- Exercise: According to the passage about the children's mock parliament in Imphal, how many children spoke in favor of repealing the Armed Forces (Special Powers) Act?

- Selected extract:

• • • • •

THE pressing need to repeal the Armed Forces (Special Powers) Act, 1958, was once again emphasized last week in Imphal — this time at a children’s mock parliament organized by the Justice for Peace Foundation and various human rights activists to mark 53 years of the enactment of what has come to be known as an “infamous” and “draconian” law. The topic of discussion was: Since two generations had already grown up under the shadow of the gun, was it not time the present one was spared the same trauma? Seven children spoke in favor of the Act’s repeal and there was a lone dissenting voice.
So overwrought are children in Manipur with guns and a growing gun culture that over the last few months many have vowed to never play with toy guns. In some villages they have even made bonfires of these.

• • • • •

(Data entries)

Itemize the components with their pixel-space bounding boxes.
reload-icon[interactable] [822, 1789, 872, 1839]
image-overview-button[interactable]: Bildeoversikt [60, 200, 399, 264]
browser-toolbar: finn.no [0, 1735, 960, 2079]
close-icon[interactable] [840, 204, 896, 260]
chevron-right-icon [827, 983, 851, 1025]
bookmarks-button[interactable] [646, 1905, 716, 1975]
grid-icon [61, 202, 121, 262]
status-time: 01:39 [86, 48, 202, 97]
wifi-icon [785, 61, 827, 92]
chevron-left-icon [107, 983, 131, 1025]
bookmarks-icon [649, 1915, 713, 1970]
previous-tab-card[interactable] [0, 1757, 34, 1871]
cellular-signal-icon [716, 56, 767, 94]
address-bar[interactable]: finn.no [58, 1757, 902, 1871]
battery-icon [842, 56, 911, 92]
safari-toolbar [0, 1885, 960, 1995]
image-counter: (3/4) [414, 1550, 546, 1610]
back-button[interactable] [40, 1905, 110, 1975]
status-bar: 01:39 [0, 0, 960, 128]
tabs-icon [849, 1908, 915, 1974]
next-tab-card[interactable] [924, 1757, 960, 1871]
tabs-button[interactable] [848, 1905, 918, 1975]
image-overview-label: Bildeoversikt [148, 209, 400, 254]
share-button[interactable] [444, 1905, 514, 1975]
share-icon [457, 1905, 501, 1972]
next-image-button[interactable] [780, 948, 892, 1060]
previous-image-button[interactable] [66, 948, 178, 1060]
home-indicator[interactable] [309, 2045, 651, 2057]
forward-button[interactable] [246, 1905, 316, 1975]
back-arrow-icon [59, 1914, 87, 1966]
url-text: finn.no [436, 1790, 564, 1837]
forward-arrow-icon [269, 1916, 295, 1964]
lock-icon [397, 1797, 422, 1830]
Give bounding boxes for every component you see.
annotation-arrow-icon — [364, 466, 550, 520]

• • • • •

- Answer area: Seven children spoke in favor of the Act's repeal.